▽
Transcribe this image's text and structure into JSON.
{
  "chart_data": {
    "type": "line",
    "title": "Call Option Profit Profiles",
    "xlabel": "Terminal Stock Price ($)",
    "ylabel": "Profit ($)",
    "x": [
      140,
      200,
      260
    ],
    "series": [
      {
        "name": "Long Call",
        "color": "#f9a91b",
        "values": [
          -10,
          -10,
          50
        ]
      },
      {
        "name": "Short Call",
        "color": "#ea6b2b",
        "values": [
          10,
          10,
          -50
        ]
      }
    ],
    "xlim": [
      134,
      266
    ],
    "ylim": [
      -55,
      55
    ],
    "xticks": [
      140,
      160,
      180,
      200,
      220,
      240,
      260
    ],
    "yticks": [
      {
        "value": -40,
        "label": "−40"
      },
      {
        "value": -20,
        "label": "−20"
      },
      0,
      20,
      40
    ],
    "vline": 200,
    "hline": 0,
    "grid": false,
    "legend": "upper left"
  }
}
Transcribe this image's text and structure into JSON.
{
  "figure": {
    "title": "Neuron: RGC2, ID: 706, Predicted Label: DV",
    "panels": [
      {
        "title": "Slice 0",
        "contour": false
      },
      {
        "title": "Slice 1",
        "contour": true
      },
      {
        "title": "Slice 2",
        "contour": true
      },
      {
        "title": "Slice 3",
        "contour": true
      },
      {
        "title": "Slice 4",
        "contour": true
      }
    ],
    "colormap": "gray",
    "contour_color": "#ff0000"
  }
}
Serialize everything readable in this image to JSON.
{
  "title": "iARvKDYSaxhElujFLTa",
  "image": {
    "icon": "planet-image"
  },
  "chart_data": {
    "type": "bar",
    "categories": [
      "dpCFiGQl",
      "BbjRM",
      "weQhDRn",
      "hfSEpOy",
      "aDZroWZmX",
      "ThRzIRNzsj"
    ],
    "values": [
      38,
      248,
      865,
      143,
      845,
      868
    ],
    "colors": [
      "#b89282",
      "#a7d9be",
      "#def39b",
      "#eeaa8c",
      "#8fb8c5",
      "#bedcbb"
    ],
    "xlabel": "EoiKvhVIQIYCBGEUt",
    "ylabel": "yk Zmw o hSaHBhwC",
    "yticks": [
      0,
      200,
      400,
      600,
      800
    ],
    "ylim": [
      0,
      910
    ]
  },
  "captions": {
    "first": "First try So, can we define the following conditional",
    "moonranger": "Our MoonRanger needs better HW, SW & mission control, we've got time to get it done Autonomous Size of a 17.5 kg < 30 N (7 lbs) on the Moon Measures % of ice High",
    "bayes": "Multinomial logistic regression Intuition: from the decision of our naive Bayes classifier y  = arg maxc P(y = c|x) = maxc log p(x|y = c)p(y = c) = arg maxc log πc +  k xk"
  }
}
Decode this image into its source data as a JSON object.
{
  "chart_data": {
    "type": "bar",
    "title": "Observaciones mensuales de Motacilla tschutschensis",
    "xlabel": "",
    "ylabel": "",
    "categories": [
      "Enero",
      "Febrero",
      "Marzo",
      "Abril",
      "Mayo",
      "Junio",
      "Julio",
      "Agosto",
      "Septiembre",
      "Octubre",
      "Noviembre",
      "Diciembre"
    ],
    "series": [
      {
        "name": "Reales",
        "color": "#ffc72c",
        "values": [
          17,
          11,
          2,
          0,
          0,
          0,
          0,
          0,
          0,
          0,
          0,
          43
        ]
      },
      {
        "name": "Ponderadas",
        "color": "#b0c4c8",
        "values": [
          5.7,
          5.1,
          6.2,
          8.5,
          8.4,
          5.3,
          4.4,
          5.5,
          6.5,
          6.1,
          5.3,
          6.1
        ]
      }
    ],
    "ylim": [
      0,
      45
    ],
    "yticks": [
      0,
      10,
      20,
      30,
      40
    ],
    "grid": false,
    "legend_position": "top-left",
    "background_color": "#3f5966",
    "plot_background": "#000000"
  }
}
△
**Your goal:** Output the listing above without altering a single character.

**Solution:**
Transcribe this image's text and structure into JSON.
{
  "chart_data": {
    "type": "line",
    "title": "Call Option Profit Profiles",
    "xlabel": "Terminal Stock Price ($)",
    "ylabel": "Profit ($)",
    "x": [
      140,
      200,
      260
    ],
    "series": [
      {
        "name": "Long Call",
        "color": "#f9a91b",
        "values": [
          -10,
          -10,
          50
        ]
      },
      {
        "name": "Short Call",
        "color": "#ea6b2b",
        "values": [
          10,
          10,
          -50
        ]
      }
    ],
    "xlim": [
      134,
      266
    ],
    "ylim": [
      -55,
      55
    ],
    "xticks": [
      140,
      160,
      180,
      200,
      220,
      240,
      260
    ],
    "yticks": [
      {
        "value": -40,
        "label": "−40"
      },
      {
        "value": -20,
        "label": "−20"
      },
      0,
      20,
      40
    ],
    "vline": 200,
    "hline": 0,
    "grid": false,
    "legend": "upper left"
  }
}
Transcribe this image's text and structure into JSON.
{
  "figure": {
    "title": "Neuron: RGC2, ID: 706, Predicted Label: DV",
    "panels": [
      {
        "title": "Slice 0",
        "contour": false
      },
      {
        "title": "Slice 1",
        "contour": true
      },
      {
        "title": "Slice 2",
        "contour": true
      },
      {
        "title": "Slice 3",
        "contour": true
      },
      {
        "title": "Slice 4",
        "contour": true
      }
    ],
    "colormap": "gray",
    "contour_color": "#ff0000"
  }
}
Serialize everything readable in this image to JSON.
{
  "title": "iARvKDYSaxhElujFLTa",
  "image": {
    "icon": "planet-image"
  },
  "chart_data": {
    "type": "bar",
    "categories": [
      "dpCFiGQl",
      "BbjRM",
      "weQhDRn",
      "hfSEpOy",
      "aDZroWZmX",
      "ThRzIRNzsj"
    ],
    "values": [
      38,
      248,
      865,
      143,
      845,
      868
    ],
    "colors": [
      "#b89282",
      "#a7d9be",
      "#def39b",
      "#eeaa8c",
      "#8fb8c5",
      "#bedcbb"
    ],
    "xlabel": "EoiKvhVIQIYCBGEUt",
    "ylabel": "yk Zmw o hSaHBhwC",
    "yticks": [
      0,
      200,
      400,
      600,
      800
    ],
    "ylim": [
      0,
      910
    ]
  },
  "captions": {
    "first": "First try So, can we define the following conditional",
    "moonranger": "Our MoonRanger needs better HW, SW & mission control, we've got time to get it done Autonomous Size of a 17.5 kg < 30 N (7 lbs) on the Moon Measures % of ice High",
    "bayes": "Multinomial logistic regression Intuition: from the decision of our naive Bayes classifier y  = arg maxc P(y = c|x) = maxc log p(x|y = c)p(y = c) = arg maxc log πc +  k xk"
  }
}
Decode this image into its source data as a JSON object.
{
  "chart_data": {
    "type": "bar",
    "title": "Observaciones mensuales de Motacilla tschutschensis",
    "xlabel": "",
    "ylabel": "",
    "categories": [
      "Enero",
      "Febrero",
      "Marzo",
      "Abril",
      "Mayo",
      "Junio",
      "Julio",
      "Agosto",
      "Septiembre",
      "Octubre",
      "Noviembre",
      "Diciembre"
    ],
    "series": [
      {
        "name": "Reales",
        "color": "#ffc72c",
        "values": [
          17,
          11,
          2,
          0,
          0,
          0,
          0,
          0,
          0,
          0,
          0,
          43
        ]
      },
      {
        "name": "Ponderadas",
        "color": "#b0c4c8",
        "values": [
          5.7,
          5.1,
          6.2,
          8.5,
          8.4,
          5.3,
          4.4,
          5.5,
          6.5,
          6.1,
          5.3,
          6.1
        ]
      }
    ],
    "ylim": [
      0,
      45
    ],
    "yticks": [
      0,
      10,
      20,
      30,
      40
    ],
    "grid": false,
    "legend_position": "top-left",
    "background_color": "#3f5966",
    "plot_background": "#000000"
  }
}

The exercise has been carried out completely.